(Figure data in JSON)
————————

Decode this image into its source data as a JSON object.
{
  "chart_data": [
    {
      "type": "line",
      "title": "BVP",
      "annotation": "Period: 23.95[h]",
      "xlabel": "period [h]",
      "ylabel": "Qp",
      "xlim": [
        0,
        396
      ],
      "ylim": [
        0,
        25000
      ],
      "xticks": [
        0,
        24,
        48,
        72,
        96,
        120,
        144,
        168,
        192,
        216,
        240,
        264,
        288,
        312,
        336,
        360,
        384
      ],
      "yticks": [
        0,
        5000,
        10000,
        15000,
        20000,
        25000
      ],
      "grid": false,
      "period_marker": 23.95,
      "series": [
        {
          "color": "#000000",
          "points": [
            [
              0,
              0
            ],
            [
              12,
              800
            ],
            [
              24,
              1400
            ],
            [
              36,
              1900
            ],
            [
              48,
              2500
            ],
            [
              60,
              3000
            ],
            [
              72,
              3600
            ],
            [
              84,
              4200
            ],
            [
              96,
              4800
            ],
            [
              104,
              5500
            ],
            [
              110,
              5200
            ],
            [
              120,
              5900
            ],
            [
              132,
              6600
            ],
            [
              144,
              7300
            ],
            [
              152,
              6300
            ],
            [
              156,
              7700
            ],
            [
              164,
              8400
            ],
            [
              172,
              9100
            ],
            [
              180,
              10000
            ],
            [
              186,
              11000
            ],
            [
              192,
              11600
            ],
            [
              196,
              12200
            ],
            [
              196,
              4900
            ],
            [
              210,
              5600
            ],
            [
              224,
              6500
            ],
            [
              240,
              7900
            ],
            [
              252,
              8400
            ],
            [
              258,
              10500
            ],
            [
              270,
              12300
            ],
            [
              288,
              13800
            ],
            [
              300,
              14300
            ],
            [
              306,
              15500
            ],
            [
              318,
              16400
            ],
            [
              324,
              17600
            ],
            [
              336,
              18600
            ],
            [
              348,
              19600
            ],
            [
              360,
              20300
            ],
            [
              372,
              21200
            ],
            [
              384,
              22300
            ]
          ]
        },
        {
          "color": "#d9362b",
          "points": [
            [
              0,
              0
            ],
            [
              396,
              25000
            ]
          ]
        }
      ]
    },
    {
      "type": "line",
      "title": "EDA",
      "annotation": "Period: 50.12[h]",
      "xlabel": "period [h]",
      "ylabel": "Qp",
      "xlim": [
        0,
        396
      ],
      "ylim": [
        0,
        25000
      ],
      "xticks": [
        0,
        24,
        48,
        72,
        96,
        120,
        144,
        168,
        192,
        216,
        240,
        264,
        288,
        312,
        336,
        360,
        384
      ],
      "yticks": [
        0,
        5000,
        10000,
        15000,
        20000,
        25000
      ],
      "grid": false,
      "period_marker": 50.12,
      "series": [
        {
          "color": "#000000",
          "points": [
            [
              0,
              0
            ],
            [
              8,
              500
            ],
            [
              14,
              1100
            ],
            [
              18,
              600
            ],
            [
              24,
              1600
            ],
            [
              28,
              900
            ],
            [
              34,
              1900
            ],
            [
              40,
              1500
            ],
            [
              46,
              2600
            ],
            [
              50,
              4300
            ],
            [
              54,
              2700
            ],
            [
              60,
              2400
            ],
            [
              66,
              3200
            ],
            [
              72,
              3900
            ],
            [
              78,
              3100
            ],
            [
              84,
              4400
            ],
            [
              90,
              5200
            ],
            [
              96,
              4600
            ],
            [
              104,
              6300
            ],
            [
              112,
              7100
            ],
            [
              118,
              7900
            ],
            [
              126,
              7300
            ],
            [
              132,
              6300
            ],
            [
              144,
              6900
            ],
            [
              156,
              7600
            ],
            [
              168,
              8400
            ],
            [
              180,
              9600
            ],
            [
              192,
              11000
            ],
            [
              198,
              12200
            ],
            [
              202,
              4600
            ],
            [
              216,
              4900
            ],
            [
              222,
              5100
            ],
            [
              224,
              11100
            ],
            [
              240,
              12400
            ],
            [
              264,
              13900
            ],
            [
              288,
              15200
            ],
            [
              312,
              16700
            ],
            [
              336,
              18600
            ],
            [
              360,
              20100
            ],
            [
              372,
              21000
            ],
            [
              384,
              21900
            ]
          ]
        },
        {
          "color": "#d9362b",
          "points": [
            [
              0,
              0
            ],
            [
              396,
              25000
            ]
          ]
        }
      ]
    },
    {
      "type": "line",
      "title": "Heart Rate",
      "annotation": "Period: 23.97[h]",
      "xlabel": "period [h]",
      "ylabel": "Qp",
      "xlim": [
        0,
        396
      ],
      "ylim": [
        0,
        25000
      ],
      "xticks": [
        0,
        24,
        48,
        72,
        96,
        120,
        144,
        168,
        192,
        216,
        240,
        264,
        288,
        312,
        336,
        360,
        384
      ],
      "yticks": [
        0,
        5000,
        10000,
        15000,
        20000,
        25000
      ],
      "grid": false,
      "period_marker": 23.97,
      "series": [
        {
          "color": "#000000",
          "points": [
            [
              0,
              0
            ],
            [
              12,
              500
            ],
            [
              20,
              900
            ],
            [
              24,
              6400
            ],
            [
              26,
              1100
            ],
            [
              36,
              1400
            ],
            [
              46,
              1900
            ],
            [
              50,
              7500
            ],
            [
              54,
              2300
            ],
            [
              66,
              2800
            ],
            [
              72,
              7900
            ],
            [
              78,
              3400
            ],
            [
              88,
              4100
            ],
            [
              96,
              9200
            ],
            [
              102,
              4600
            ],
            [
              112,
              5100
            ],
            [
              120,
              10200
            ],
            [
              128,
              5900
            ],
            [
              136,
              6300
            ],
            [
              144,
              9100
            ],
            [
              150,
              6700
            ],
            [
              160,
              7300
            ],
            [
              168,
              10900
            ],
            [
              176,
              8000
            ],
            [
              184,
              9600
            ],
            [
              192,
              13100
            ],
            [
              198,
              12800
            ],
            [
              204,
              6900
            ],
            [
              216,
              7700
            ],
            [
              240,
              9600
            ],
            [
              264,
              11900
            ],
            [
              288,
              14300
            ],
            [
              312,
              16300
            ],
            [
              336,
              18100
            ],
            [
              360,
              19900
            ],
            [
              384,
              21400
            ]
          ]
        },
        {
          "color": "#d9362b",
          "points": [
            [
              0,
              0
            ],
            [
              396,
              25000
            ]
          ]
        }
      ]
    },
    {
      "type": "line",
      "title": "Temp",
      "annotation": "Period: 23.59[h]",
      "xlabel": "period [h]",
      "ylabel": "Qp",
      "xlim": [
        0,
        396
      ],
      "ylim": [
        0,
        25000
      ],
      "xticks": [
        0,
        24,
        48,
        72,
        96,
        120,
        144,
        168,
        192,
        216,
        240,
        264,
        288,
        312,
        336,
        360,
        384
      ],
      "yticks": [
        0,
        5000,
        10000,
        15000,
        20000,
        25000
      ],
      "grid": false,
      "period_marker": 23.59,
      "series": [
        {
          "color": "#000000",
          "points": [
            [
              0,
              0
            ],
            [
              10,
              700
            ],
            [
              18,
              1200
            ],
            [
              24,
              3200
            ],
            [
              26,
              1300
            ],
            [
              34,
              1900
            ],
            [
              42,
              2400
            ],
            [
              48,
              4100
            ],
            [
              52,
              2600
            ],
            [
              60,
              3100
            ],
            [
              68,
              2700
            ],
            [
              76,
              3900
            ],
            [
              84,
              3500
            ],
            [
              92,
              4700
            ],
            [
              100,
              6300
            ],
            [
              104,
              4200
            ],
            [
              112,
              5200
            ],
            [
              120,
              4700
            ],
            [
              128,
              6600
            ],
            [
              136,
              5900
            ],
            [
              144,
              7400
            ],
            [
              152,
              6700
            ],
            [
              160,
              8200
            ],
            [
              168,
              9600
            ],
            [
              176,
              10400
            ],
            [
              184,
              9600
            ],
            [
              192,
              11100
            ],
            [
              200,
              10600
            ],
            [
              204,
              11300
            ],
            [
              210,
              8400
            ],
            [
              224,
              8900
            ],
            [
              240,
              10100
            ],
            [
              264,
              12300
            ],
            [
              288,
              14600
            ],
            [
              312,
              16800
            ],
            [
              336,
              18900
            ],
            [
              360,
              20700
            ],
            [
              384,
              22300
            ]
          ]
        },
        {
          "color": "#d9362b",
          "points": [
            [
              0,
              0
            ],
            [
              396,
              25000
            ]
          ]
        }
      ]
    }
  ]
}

————————

*THE REQUEST*
Count each line of the data where the word "title" appears, then reply with the total only.

*ANSWER IN FULL*
4